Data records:
○ ○ ○ ○ ○ ○ ○

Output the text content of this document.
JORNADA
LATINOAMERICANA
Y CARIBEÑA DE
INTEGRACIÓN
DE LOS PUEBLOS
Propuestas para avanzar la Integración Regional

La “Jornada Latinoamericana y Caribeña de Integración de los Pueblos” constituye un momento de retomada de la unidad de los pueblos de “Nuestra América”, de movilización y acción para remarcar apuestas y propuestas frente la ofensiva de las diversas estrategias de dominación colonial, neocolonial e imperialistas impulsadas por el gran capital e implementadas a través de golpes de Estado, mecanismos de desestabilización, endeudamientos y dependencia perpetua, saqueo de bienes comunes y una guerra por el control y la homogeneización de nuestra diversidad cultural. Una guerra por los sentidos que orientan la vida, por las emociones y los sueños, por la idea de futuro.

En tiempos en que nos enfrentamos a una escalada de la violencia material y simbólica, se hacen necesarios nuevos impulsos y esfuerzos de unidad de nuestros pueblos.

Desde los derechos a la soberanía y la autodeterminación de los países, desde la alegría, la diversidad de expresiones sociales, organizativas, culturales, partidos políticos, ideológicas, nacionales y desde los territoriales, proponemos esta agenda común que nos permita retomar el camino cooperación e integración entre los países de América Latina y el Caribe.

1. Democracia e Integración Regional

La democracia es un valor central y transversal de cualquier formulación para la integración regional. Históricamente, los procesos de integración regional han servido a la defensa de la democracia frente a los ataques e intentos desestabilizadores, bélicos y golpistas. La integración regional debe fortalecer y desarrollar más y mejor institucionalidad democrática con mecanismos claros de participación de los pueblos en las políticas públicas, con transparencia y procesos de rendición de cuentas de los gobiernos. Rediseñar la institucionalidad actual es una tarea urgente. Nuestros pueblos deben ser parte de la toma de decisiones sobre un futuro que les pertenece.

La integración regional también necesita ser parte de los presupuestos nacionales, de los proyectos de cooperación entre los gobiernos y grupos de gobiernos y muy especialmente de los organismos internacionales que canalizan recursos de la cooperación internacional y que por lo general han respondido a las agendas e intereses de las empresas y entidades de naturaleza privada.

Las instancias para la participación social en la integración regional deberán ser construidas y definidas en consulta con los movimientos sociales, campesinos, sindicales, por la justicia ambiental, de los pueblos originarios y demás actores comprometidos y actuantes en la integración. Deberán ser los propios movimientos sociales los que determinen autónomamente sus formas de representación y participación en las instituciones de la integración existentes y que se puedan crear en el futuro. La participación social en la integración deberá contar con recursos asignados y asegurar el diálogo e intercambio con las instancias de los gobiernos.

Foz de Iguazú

○ ○ ○ ○ ○ ○ ○

Written request |
Please output the complete data exactly.

Solution to this task |
Output the text content of this document.
JORNADA
LATINOAMERICANA
Y CARIBEÑA DE
INTEGRACIÓN
DE LOS PUEBLOS
Propuestas para avanzar la Integración Regional

La “Jornada Latinoamericana y Caribeña de Integración de los Pueblos” constituye un momento de retomada de la unidad de los pueblos de “Nuestra América”, de movilización y acción para remarcar apuestas y propuestas frente la ofensiva de las diversas estrategias de dominación colonial, neocolonial e imperialistas impulsadas por el gran capital e implementadas a través de golpes de Estado, mecanismos de desestabilización, endeudamientos y dependencia perpetua, saqueo de bienes comunes y una guerra por el control y la homogeneización de nuestra diversidad cultural. Una guerra por los sentidos que orientan la vida, por las emociones y los sueños, por la idea de futuro.

En tiempos en que nos enfrentamos a una escalada de la violencia material y simbólica, se hacen necesarios nuevos impulsos y esfuerzos de unidad de nuestros pueblos.

Desde los derechos a la soberanía y la autodeterminación de los países, desde la alegría, la diversidad de expresiones sociales, organizativas, culturales, partidos políticos, ideológicas, nacionales y desde los territoriales, proponemos esta agenda común que nos permita retomar el camino cooperación e integración entre los países de América Latina y el Caribe.

1. Democracia e Integración Regional

La democracia es un valor central y transversal de cualquier formulación para la integración regional. Históricamente, los procesos de integración regional han servido a la defensa de la democracia frente a los ataques e intentos desestabilizadores, bélicos y golpistas. La integración regional debe fortalecer y desarrollar más y mejor institucionalidad democrática con mecanismos claros de participación de los pueblos en las políticas públicas, con transparencia y procesos de rendición de cuentas de los gobiernos. Rediseñar la institucionalidad actual es una tarea urgente. Nuestros pueblos deben ser parte de la toma de decisiones sobre un futuro que les pertenece.

La integración regional también necesita ser parte de los presupuestos nacionales, de los proyectos de cooperación entre los gobiernos y grupos de gobiernos y muy especialmente de los organismos internacionales que canalizan recursos de la cooperación internacional y que por lo general han respondido a las agendas e intereses de las empresas y entidades de naturaleza privada.

Las instancias para la participación social en la integración regional deberán ser construidas y definidas en consulta con los movimientos sociales, campesinos, sindicales, por la justicia ambiental, de los pueblos originarios y demás actores comprometidos y actuantes en la integración. Deberán ser los propios movimientos sociales los que determinen autónomamente sus formas de representación y participación en las instituciones de la integración existentes y que se puedan crear en el futuro. La participación social en la integración deberá contar con recursos asignados y asegurar el diálogo e intercambio con las instancias de los gobiernos.

Foz de Iguazú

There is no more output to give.